#### WORK TO COMPLETE:
Transcribe the data that follows precisely, omitting nothing.

#### GIVEN ENTRIES:
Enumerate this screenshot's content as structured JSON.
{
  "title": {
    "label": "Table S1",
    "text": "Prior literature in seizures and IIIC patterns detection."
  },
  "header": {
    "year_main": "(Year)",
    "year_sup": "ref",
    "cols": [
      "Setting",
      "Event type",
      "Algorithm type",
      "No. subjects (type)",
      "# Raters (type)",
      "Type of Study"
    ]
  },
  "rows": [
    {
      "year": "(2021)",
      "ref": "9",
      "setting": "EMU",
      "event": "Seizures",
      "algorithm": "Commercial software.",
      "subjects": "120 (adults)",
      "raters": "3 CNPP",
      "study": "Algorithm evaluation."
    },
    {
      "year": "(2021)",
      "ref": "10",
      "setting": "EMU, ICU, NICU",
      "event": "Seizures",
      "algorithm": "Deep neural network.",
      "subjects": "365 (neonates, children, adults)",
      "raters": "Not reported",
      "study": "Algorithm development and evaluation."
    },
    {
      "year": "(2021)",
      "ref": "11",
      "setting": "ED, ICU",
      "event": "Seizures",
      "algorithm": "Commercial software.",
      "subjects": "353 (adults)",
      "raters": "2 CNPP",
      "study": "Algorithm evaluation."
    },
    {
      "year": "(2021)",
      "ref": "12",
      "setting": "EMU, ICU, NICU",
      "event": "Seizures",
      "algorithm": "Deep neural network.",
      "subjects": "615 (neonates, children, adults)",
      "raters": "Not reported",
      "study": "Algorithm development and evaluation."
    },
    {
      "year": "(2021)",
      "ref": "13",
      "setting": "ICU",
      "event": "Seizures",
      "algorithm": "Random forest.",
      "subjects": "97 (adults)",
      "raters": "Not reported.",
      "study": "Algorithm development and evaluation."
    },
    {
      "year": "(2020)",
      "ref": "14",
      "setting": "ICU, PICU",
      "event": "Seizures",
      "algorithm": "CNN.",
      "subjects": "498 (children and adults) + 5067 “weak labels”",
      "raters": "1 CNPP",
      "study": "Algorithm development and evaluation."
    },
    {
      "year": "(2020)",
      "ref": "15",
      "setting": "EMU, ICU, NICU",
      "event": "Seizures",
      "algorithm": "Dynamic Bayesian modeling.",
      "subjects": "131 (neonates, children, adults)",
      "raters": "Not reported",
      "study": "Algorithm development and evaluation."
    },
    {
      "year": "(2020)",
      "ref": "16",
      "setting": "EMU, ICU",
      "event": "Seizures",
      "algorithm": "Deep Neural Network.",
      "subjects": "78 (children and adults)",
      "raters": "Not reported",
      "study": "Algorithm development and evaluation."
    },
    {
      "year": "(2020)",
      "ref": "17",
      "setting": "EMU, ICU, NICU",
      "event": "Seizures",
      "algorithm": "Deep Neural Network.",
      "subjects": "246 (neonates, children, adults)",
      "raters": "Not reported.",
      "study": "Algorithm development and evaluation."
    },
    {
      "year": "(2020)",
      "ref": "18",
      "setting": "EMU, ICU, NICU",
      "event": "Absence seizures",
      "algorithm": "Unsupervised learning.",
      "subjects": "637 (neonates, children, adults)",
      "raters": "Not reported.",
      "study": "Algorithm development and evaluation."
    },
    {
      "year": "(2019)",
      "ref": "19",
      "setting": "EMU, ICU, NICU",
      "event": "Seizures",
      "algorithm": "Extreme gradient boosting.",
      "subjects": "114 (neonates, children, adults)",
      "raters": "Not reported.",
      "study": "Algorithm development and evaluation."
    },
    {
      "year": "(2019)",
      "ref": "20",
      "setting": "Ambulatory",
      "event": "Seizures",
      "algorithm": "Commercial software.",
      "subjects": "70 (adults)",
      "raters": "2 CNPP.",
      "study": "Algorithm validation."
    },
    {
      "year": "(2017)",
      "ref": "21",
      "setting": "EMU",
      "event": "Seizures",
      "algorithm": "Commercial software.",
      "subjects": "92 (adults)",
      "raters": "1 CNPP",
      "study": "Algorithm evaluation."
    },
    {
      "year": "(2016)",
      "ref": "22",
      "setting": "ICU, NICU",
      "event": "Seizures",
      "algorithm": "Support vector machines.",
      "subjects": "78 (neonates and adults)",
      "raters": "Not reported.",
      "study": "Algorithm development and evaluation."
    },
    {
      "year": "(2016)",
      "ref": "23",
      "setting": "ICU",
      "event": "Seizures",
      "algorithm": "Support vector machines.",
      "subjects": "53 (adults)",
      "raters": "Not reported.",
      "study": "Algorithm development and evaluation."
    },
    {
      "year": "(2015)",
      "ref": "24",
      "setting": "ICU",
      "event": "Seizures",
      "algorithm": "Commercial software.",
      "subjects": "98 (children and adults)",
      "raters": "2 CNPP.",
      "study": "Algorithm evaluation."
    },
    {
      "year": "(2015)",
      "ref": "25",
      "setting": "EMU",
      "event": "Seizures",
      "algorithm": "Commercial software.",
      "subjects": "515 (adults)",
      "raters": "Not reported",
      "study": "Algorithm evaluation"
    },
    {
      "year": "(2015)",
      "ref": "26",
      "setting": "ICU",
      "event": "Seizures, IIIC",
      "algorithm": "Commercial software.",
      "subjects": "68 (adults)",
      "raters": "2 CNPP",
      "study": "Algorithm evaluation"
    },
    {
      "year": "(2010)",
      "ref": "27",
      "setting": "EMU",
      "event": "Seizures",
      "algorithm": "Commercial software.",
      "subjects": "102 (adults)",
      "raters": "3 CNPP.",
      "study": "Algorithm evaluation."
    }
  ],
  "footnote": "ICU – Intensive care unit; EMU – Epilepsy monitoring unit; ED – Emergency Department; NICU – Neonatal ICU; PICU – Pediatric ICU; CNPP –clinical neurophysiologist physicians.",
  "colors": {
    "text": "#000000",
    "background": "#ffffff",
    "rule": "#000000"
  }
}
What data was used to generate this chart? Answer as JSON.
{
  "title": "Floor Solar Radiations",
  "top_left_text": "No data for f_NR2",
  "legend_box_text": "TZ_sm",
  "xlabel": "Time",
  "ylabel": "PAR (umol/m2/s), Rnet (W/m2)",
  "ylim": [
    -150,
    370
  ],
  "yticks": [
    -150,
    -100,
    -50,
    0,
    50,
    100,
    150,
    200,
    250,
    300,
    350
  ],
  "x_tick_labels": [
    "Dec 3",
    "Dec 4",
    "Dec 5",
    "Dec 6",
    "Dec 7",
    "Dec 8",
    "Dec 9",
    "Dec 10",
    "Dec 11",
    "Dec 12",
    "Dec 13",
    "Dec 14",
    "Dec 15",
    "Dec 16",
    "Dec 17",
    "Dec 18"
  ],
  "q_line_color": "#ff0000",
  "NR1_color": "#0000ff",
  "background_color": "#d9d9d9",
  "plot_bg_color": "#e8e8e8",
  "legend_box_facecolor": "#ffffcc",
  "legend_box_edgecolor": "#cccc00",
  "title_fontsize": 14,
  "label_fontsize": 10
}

#### OUTPUT FOR THIS EXERCISE:
Enumerate this screenshot's content as structured JSON.
{
  "title": {
    "label": "Table S1",
    "text": "Prior literature in seizures and IIIC patterns detection."
  },
  "header": {
    "year_main": "(Year)",
    "year_sup": "ref",
    "cols": [
      "Setting",
      "Event type",
      "Algorithm type",
      "No. subjects (type)",
      "# Raters (type)",
      "Type of Study"
    ]
  },
  "rows": [
    {
      "year": "(2021)",
      "ref": "9",
      "setting": "EMU",
      "event": "Seizures",
      "algorithm": "Commercial software.",
      "subjects": "120 (adults)",
      "raters": "3 CNPP",
      "study": "Algorithm evaluation."
    },
    {
      "year": "(2021)",
      "ref": "10",
      "setting": "EMU, ICU, NICU",
      "event": "Seizures",
      "algorithm": "Deep neural network.",
      "subjects": "365 (neonates, children, adults)",
      "raters": "Not reported",
      "study": "Algorithm development and evaluation."
    },
    {
      "year": "(2021)",
      "ref": "11",
      "setting": "ED, ICU",
      "event": "Seizures",
      "algorithm": "Commercial software.",
      "subjects": "353 (adults)",
      "raters": "2 CNPP",
      "study": "Algorithm evaluation."
    },
    {
      "year": "(2021)",
      "ref": "12",
      "setting": "EMU, ICU, NICU",
      "event": "Seizures",
      "algorithm": "Deep neural network.",
      "subjects": "615 (neonates, children, adults)",
      "raters": "Not reported",
      "study": "Algorithm development and evaluation."
    },
    {
      "year": "(2021)",
      "ref": "13",
      "setting": "ICU",
      "event": "Seizures",
      "algorithm": "Random forest.",
      "subjects": "97 (adults)",
      "raters": "Not reported.",
      "study": "Algorithm development and evaluation."
    },
    {
      "year": "(2020)",
      "ref": "14",
      "setting": "ICU, PICU",
      "event": "Seizures",
      "algorithm": "CNN.",
      "subjects": "498 (children and adults) + 5067 “weak labels”",
      "raters": "1 CNPP",
      "study": "Algorithm development and evaluation."
    },
    {
      "year": "(2020)",
      "ref": "15",
      "setting": "EMU, ICU, NICU",
      "event": "Seizures",
      "algorithm": "Dynamic Bayesian modeling.",
      "subjects": "131 (neonates, children, adults)",
      "raters": "Not reported",
      "study": "Algorithm development and evaluation."
    },
    {
      "year": "(2020)",
      "ref": "16",
      "setting": "EMU, ICU",
      "event": "Seizures",
      "algorithm": "Deep Neural Network.",
      "subjects": "78 (children and adults)",
      "raters": "Not reported",
      "study": "Algorithm development and evaluation."
    },
    {
      "year": "(2020)",
      "ref": "17",
      "setting": "EMU, ICU, NICU",
      "event": "Seizures",
      "algorithm": "Deep Neural Network.",
      "subjects": "246 (neonates, children, adults)",
      "raters": "Not reported.",
      "study": "Algorithm development and evaluation."
    },
    {
      "year": "(2020)",
      "ref": "18",
      "setting": "EMU, ICU, NICU",
      "event": "Absence seizures",
      "algorithm": "Unsupervised learning.",
      "subjects": "637 (neonates, children, adults)",
      "raters": "Not reported.",
      "study": "Algorithm development and evaluation."
    },
    {
      "year": "(2019)",
      "ref": "19",
      "setting": "EMU, ICU, NICU",
      "event": "Seizures",
      "algorithm": "Extreme gradient boosting.",
      "subjects": "114 (neonates, children, adults)",
      "raters": "Not reported.",
      "study": "Algorithm development and evaluation."
    },
    {
      "year": "(2019)",
      "ref": "20",
      "setting": "Ambulatory",
      "event": "Seizures",
      "algorithm": "Commercial software.",
      "subjects": "70 (adults)",
      "raters": "2 CNPP.",
      "study": "Algorithm validation."
    },
    {
      "year": "(2017)",
      "ref": "21",
      "setting": "EMU",
      "event": "Seizures",
      "algorithm": "Commercial software.",
      "subjects": "92 (adults)",
      "raters": "1 CNPP",
      "study": "Algorithm evaluation."
    },
    {
      "year": "(2016)",
      "ref": "22",
      "setting": "ICU, NICU",
      "event": "Seizures",
      "algorithm": "Support vector machines.",
      "subjects": "78 (neonates and adults)",
      "raters": "Not reported.",
      "study": "Algorithm development and evaluation."
    },
    {
      "year": "(2016)",
      "ref": "23",
      "setting": "ICU",
      "event": "Seizures",
      "algorithm": "Support vector machines.",
      "subjects": "53 (adults)",
      "raters": "Not reported.",
      "study": "Algorithm development and evaluation."
    },
    {
      "year": "(2015)",
      "ref": "24",
      "setting": "ICU",
      "event": "Seizures",
      "algorithm": "Commercial software.",
      "subjects": "98 (children and adults)",
      "raters": "2 CNPP.",
      "study": "Algorithm evaluation."
    },
    {
      "year": "(2015)",
      "ref": "25",
      "setting": "EMU",
      "event": "Seizures",
      "algorithm": "Commercial software.",
      "subjects": "515 (adults)",
      "raters": "Not reported",
      "study": "Algorithm evaluation"
    },
    {
      "year": "(2015)",
      "ref": "26",
      "setting": "ICU",
      "event": "Seizures, IIIC",
      "algorithm": "Commercial software.",
      "subjects": "68 (adults)",
      "raters": "2 CNPP",
      "study": "Algorithm evaluation"
    },
    {
      "year": "(2010)",
      "ref": "27",
      "setting": "EMU",
      "event": "Seizures",
      "algorithm": "Commercial software.",
      "subjects": "102 (adults)",
      "raters": "3 CNPP.",
      "study": "Algorithm evaluation."
    }
  ],
  "footnote": "ICU – Intensive care unit; EMU – Epilepsy monitoring unit; ED – Emergency Department; NICU – Neonatal ICU; PICU – Pediatric ICU; CNPP –clinical neurophysiologist physicians.",
  "colors": {
    "text": "#000000",
    "background": "#ffffff",
    "rule": "#000000"
  }
}
What data was used to generate this chart? Answer as JSON.
{
  "title": "Floor Solar Radiations",
  "top_left_text": "No data for f_NR2",
  "legend_box_text": "TZ_sm",
  "xlabel": "Time",
  "ylabel": "PAR (umol/m2/s), Rnet (W/m2)",
  "ylim": [
    -150,
    370
  ],
  "yticks": [
    -150,
    -100,
    -50,
    0,
    50,
    100,
    150,
    200,
    250,
    300,
    350
  ],
  "x_tick_labels": [
    "Dec 3",
    "Dec 4",
    "Dec 5",
    "Dec 6",
    "Dec 7",
    "Dec 8",
    "Dec 9",
    "Dec 10",
    "Dec 11",
    "Dec 12",
    "Dec 13",
    "Dec 14",
    "Dec 15",
    "Dec 16",
    "Dec 17",
    "Dec 18"
  ],
  "q_line_color": "#ff0000",
  "NR1_color": "#0000ff",
  "background_color": "#d9d9d9",
  "plot_bg_color": "#e8e8e8",
  "legend_box_facecolor": "#ffffcc",
  "legend_box_edgecolor": "#cccc00",
  "title_fontsize": 14,
  "label_fontsize": 10
}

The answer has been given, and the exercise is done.